BEGIN Exercise material

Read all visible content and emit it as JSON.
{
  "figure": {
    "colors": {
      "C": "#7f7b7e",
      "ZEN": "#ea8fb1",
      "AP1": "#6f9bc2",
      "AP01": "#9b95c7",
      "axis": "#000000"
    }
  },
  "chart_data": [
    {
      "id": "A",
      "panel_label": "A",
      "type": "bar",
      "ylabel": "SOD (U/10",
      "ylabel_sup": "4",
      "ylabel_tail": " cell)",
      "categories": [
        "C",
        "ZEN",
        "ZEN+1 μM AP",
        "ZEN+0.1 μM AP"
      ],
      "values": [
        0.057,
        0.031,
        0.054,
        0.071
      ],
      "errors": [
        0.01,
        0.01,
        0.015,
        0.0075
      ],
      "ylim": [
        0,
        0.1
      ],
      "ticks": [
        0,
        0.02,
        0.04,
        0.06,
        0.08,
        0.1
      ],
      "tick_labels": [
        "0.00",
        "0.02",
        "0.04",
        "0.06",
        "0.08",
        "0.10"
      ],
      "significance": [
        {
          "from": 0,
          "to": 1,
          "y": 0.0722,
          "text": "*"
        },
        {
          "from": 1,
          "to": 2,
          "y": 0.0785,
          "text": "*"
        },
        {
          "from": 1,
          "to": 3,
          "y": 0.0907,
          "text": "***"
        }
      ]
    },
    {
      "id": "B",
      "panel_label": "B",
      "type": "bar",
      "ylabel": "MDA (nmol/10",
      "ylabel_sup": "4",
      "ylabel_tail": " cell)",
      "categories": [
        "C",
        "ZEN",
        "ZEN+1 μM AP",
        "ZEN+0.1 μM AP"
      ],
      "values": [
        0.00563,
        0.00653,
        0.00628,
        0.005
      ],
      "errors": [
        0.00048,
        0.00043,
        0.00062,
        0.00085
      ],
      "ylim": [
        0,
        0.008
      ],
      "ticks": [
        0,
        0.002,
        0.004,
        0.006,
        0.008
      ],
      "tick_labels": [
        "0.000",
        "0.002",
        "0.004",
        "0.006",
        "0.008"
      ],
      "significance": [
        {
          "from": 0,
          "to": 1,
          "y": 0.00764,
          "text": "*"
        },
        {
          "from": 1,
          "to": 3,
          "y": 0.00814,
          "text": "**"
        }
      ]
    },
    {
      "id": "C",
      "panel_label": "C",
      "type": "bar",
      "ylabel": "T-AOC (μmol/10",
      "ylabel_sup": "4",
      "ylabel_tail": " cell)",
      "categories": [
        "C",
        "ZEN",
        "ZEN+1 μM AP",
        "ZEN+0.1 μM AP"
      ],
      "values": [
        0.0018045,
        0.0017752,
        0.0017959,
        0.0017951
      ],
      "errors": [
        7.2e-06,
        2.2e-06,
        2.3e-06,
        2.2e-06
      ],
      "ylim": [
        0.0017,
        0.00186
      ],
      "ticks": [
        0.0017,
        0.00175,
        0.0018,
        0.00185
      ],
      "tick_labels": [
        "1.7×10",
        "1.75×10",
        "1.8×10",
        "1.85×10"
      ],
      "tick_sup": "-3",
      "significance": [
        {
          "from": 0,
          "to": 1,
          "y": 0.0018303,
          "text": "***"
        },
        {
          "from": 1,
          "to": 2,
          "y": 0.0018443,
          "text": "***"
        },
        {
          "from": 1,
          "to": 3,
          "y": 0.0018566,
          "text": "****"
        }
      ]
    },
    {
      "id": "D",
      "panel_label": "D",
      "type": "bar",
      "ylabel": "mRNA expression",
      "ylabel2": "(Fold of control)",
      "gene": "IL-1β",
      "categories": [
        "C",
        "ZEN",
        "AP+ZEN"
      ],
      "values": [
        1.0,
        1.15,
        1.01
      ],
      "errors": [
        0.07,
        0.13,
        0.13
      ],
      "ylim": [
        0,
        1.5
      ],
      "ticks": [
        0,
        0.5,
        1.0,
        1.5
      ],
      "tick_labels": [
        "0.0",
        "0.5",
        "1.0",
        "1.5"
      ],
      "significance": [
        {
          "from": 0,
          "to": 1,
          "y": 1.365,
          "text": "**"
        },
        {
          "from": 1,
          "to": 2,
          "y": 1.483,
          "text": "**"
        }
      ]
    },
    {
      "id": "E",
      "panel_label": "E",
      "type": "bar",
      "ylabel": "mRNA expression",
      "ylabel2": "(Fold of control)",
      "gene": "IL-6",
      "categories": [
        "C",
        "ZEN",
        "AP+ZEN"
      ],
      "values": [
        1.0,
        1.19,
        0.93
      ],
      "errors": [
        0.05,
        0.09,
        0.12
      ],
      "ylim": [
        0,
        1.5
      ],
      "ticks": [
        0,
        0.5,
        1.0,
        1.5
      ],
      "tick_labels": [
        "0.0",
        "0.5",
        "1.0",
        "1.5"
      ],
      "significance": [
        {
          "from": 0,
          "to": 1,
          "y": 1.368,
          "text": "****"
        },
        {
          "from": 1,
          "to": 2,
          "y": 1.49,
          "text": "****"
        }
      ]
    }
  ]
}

END Exercise material

Assignment → Line by line, set the records above down again exactly.

Solved exercise →
Read all visible content and emit it as JSON.
{
  "figure": {
    "colors": {
      "C": "#7f7b7e",
      "ZEN": "#ea8fb1",
      "AP1": "#6f9bc2",
      "AP01": "#9b95c7",
      "axis": "#000000"
    }
  },
  "chart_data": [
    {
      "id": "A",
      "panel_label": "A",
      "type": "bar",
      "ylabel": "SOD (U/10",
      "ylabel_sup": "4",
      "ylabel_tail": " cell)",
      "categories": [
        "C",
        "ZEN",
        "ZEN+1 μM AP",
        "ZEN+0.1 μM AP"
      ],
      "values": [
        0.057,
        0.031,
        0.054,
        0.071
      ],
      "errors": [
        0.01,
        0.01,
        0.015,
        0.0075
      ],
      "ylim": [
        0,
        0.1
      ],
      "ticks": [
        0,
        0.02,
        0.04,
        0.06,
        0.08,
        0.1
      ],
      "tick_labels": [
        "0.00",
        "0.02",
        "0.04",
        "0.06",
        "0.08",
        "0.10"
      ],
      "significance": [
        {
          "from": 0,
          "to": 1,
          "y": 0.0722,
          "text": "*"
        },
        {
          "from": 1,
          "to": 2,
          "y": 0.0785,
          "text": "*"
        },
        {
          "from": 1,
          "to": 3,
          "y": 0.0907,
          "text": "***"
        }
      ]
    },
    {
      "id": "B",
      "panel_label": "B",
      "type": "bar",
      "ylabel": "MDA (nmol/10",
      "ylabel_sup": "4",
      "ylabel_tail": " cell)",
      "categories": [
        "C",
        "ZEN",
        "ZEN+1 μM AP",
        "ZEN+0.1 μM AP"
      ],
      "values": [
        0.00563,
        0.00653,
        0.00628,
        0.005
      ],
      "errors": [
        0.00048,
        0.00043,
        0.00062,
        0.00085
      ],
      "ylim": [
        0,
        0.008
      ],
      "ticks": [
        0,
        0.002,
        0.004,
        0.006,
        0.008
      ],
      "tick_labels": [
        "0.000",
        "0.002",
        "0.004",
        "0.006",
        "0.008"
      ],
      "significance": [
        {
          "from": 0,
          "to": 1,
          "y": 0.00764,
          "text": "*"
        },
        {
          "from": 1,
          "to": 3,
          "y": 0.00814,
          "text": "**"
        }
      ]
    },
    {
      "id": "C",
      "panel_label": "C",
      "type": "bar",
      "ylabel": "T-AOC (μmol/10",
      "ylabel_sup": "4",
      "ylabel_tail": " cell)",
      "categories": [
        "C",
        "ZEN",
        "ZEN+1 μM AP",
        "ZEN+0.1 μM AP"
      ],
      "values": [
        0.0018045,
        0.0017752,
        0.0017959,
        0.0017951
      ],
      "errors": [
        7.2e-06,
        2.2e-06,
        2.3e-06,
        2.2e-06
      ],
      "ylim": [
        0.0017,
        0.00186
      ],
      "ticks": [
        0.0017,
        0.00175,
        0.0018,
        0.00185
      ],
      "tick_labels": [
        "1.7×10",
        "1.75×10",
        "1.8×10",
        "1.85×10"
      ],
      "tick_sup": "-3",
      "significance": [
        {
          "from": 0,
          "to": 1,
          "y": 0.0018303,
          "text": "***"
        },
        {
          "from": 1,
          "to": 2,
          "y": 0.0018443,
          "text": "***"
        },
        {
          "from": 1,
          "to": 3,
          "y": 0.0018566,
          "text": "****"
        }
      ]
    },
    {
      "id": "D",
      "panel_label": "D",
      "type": "bar",
      "ylabel": "mRNA expression",
      "ylabel2": "(Fold of control)",
      "gene": "IL-1β",
      "categories": [
        "C",
        "ZEN",
        "AP+ZEN"
      ],
      "values": [
        1.0,
        1.15,
        1.01
      ],
      "errors": [
        0.07,
        0.13,
        0.13
      ],
      "ylim": [
        0,
        1.5
      ],
      "ticks": [
        0,
        0.5,
        1.0,
        1.5
      ],
      "tick_labels": [
        "0.0",
        "0.5",
        "1.0",
        "1.5"
      ],
      "significance": [
        {
          "from": 0,
          "to": 1,
          "y": 1.365,
          "text": "**"
        },
        {
          "from": 1,
          "to": 2,
          "y": 1.483,
          "text": "**"
        }
      ]
    },
    {
      "id": "E",
      "panel_label": "E",
      "type": "bar",
      "ylabel": "mRNA expression",
      "ylabel2": "(Fold of control)",
      "gene": "IL-6",
      "categories": [
        "C",
        "ZEN",
        "AP+ZEN"
      ],
      "values": [
        1.0,
        1.19,
        0.93
      ],
      "errors": [
        0.05,
        0.09,
        0.12
      ],
      "ylim": [
        0,
        1.5
      ],
      "ticks": [
        0,
        0.5,
        1.0,
        1.5
      ],
      "tick_labels": [
        "0.0",
        "0.5",
        "1.0",
        "1.5"
      ],
      "significance": [
        {
          "from": 0,
          "to": 1,
          "y": 1.368,
          "text": "****"
        },
        {
          "from": 1,
          "to": 2,
          "y": 1.49,
          "text": "****"
        }
      ]
    }
  ]
}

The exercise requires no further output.